>> START Working data

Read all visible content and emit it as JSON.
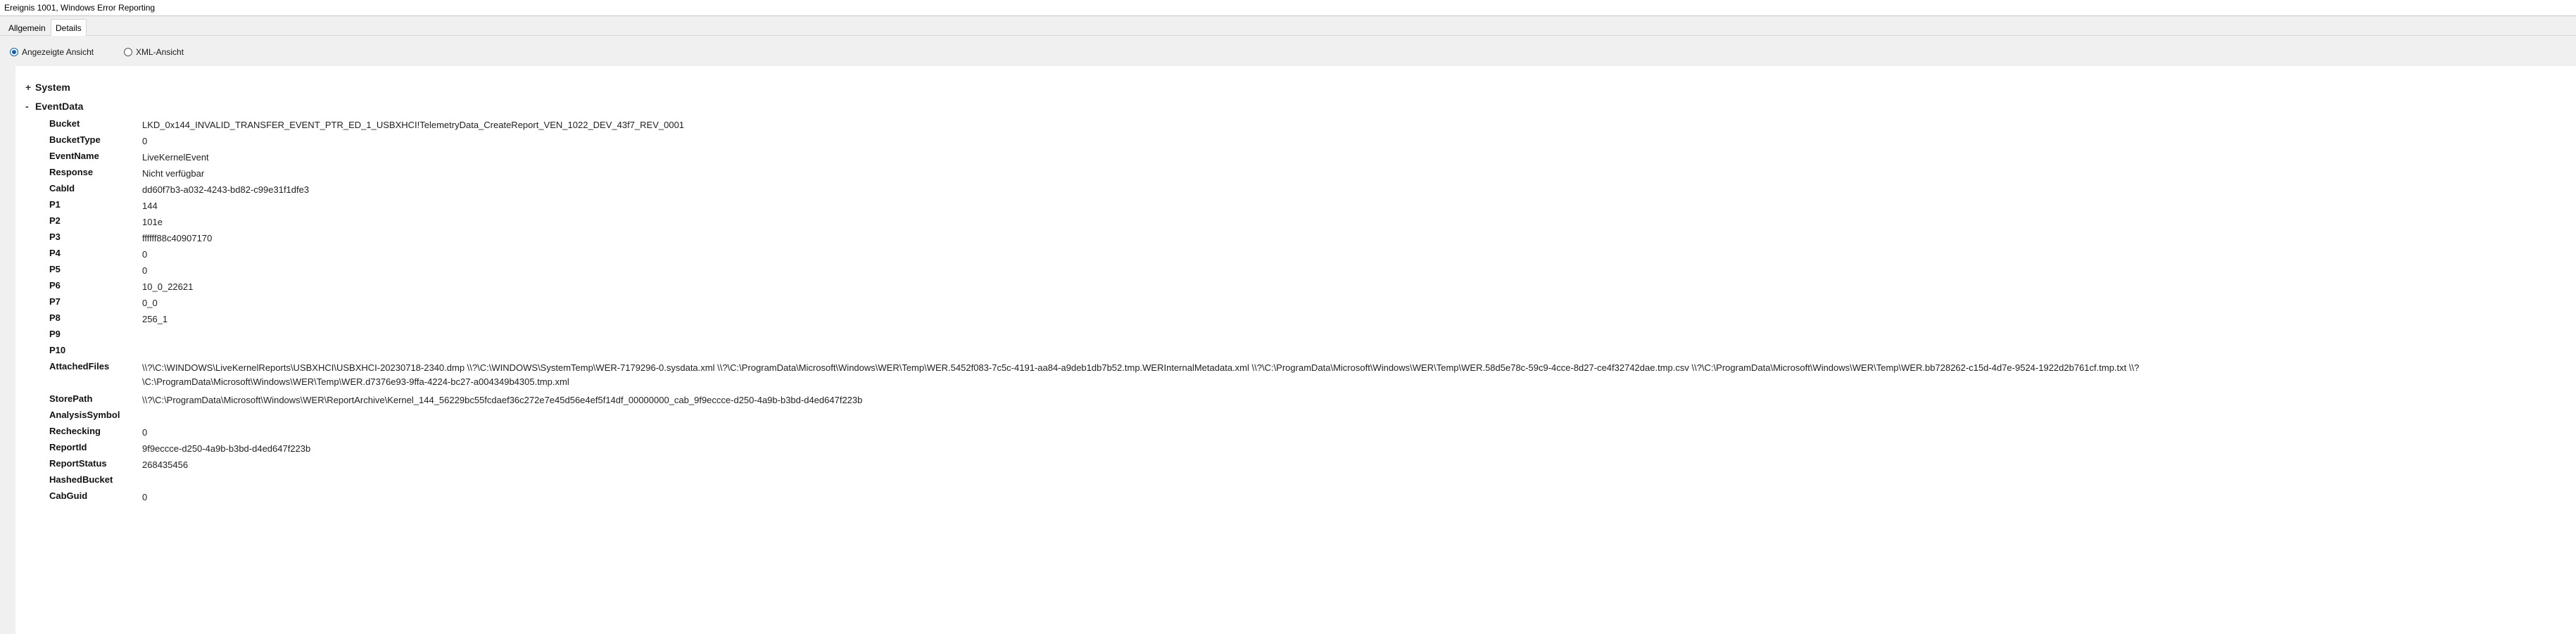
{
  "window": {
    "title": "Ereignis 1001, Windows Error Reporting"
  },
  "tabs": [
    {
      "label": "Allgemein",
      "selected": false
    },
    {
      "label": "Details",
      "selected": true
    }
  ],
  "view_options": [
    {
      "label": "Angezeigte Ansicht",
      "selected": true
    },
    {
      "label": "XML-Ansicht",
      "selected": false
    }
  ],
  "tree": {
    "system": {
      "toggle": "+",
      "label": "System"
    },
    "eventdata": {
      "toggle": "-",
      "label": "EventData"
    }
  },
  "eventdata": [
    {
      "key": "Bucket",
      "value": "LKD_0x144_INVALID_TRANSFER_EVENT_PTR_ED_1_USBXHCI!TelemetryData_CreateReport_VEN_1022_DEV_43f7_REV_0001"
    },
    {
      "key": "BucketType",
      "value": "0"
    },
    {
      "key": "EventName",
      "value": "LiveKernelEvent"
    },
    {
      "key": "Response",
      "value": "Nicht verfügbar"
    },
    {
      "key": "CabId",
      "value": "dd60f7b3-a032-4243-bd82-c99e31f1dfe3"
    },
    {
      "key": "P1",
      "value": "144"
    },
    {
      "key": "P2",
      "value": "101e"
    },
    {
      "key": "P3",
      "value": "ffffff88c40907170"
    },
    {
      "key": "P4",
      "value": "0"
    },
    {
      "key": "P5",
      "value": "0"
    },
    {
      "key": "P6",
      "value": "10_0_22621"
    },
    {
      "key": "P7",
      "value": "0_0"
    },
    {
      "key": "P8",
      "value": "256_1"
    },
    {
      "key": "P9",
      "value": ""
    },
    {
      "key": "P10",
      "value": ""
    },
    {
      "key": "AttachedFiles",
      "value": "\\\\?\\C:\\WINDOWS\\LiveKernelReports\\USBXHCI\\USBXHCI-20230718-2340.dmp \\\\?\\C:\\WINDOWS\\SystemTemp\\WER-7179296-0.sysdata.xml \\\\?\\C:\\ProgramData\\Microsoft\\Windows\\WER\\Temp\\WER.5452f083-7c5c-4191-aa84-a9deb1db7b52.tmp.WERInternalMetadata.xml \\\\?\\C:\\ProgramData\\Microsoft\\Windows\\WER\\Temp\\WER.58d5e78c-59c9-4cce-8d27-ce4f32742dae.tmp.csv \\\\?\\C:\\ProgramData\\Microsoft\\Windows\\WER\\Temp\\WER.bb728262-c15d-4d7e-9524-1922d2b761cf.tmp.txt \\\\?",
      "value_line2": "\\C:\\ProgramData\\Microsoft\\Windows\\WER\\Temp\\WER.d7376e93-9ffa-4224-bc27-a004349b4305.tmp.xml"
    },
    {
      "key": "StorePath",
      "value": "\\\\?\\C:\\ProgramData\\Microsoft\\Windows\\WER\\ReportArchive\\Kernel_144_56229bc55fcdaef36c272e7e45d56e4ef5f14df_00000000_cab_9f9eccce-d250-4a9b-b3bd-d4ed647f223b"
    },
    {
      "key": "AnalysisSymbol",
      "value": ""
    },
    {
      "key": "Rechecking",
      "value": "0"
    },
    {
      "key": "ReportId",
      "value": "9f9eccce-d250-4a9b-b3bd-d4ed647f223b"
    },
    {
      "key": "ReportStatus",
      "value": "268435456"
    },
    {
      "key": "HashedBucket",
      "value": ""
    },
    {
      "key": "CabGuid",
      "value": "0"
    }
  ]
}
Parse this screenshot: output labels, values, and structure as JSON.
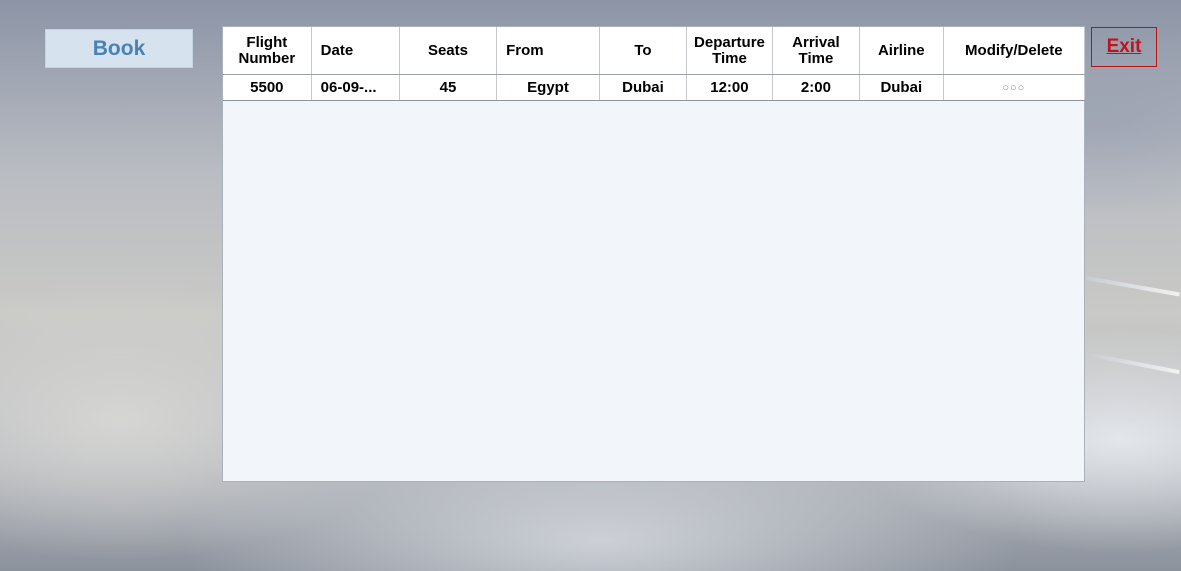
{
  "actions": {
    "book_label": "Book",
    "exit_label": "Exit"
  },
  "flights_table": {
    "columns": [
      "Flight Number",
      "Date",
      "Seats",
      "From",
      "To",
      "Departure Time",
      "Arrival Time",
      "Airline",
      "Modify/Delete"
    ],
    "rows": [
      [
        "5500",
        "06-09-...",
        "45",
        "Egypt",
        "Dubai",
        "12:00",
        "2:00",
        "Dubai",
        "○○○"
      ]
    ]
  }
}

>> END Working data

To do: Retype every record above exactly as written, but leave out the pictures.

Answer to this problem:
Read all visible content and emit it as JSON.
{
  "window": {
    "title": "Ereignis 1001, Windows Error Reporting"
  },
  "tabs": [
    {
      "label": "Allgemein",
      "selected": false
    },
    {
      "label": "Details",
      "selected": true
    }
  ],
  "view_options": [
    {
      "label": "Angezeigte Ansicht",
      "selected": true
    },
    {
      "label": "XML-Ansicht",
      "selected": false
    }
  ],
  "tree": {
    "system": {
      "toggle": "+",
      "label": "System"
    },
    "eventdata": {
      "toggle": "-",
      "label": "EventData"
    }
  },
  "eventdata": [
    {
      "key": "Bucket",
      "value": "LKD_0x144_INVALID_TRANSFER_EVENT_PTR_ED_1_USBXHCI!TelemetryData_CreateReport_VEN_1022_DEV_43f7_REV_0001"
    },
    {
      "key": "BucketType",
      "value": "0"
    },
    {
      "key": "EventName",
      "value": "LiveKernelEvent"
    },
    {
      "key": "Response",
      "value": "Nicht verfügbar"
    },
    {
      "key": "CabId",
      "value": "dd60f7b3-a032-4243-bd82-c99e31f1dfe3"
    },
    {
      "key": "P1",
      "value": "144"
    },
    {
      "key": "P2",
      "value": "101e"
    },
    {
      "key": "P3",
      "value": "ffffff88c40907170"
    },
    {
      "key": "P4",
      "value": "0"
    },
    {
      "key": "P5",
      "value": "0"
    },
    {
      "key": "P6",
      "value": "10_0_22621"
    },
    {
      "key": "P7",
      "value": "0_0"
    },
    {
      "key": "P8",
      "value": "256_1"
    },
    {
      "key": "P9",
      "value": ""
    },
    {
      "key": "P10",
      "value": ""
    },
    {
      "key": "AttachedFiles",
      "value": "\\\\?\\C:\\WINDOWS\\LiveKernelReports\\USBXHCI\\USBXHCI-20230718-2340.dmp \\\\?\\C:\\WINDOWS\\SystemTemp\\WER-7179296-0.sysdata.xml \\\\?\\C:\\ProgramData\\Microsoft\\Windows\\WER\\Temp\\WER.5452f083-7c5c-4191-aa84-a9deb1db7b52.tmp.WERInternalMetadata.xml \\\\?\\C:\\ProgramData\\Microsoft\\Windows\\WER\\Temp\\WER.58d5e78c-59c9-4cce-8d27-ce4f32742dae.tmp.csv \\\\?\\C:\\ProgramData\\Microsoft\\Windows\\WER\\Temp\\WER.bb728262-c15d-4d7e-9524-1922d2b761cf.tmp.txt \\\\?",
      "value_line2": "\\C:\\ProgramData\\Microsoft\\Windows\\WER\\Temp\\WER.d7376e93-9ffa-4224-bc27-a004349b4305.tmp.xml"
    },
    {
      "key": "StorePath",
      "value": "\\\\?\\C:\\ProgramData\\Microsoft\\Windows\\WER\\ReportArchive\\Kernel_144_56229bc55fcdaef36c272e7e45d56e4ef5f14df_00000000_cab_9f9eccce-d250-4a9b-b3bd-d4ed647f223b"
    },
    {
      "key": "AnalysisSymbol",
      "value": ""
    },
    {
      "key": "Rechecking",
      "value": "0"
    },
    {
      "key": "ReportId",
      "value": "9f9eccce-d250-4a9b-b3bd-d4ed647f223b"
    },
    {
      "key": "ReportStatus",
      "value": "268435456"
    },
    {
      "key": "HashedBucket",
      "value": ""
    },
    {
      "key": "CabGuid",
      "value": "0"
    }
  ]
}
Parse this screenshot: output labels, values, and structure as JSON.
{
  "actions": {
    "book_label": "Book",
    "exit_label": "Exit"
  },
  "flights_table": {
    "columns": [
      "Flight Number",
      "Date",
      "Seats",
      "From",
      "To",
      "Departure Time",
      "Arrival Time",
      "Airline",
      "Modify/Delete"
    ],
    "rows": [
      [
        "5500",
        "06-09-...",
        "45",
        "Egypt",
        "Dubai",
        "12:00",
        "2:00",
        "Dubai",
        "○○○"
      ]
    ]
  }
}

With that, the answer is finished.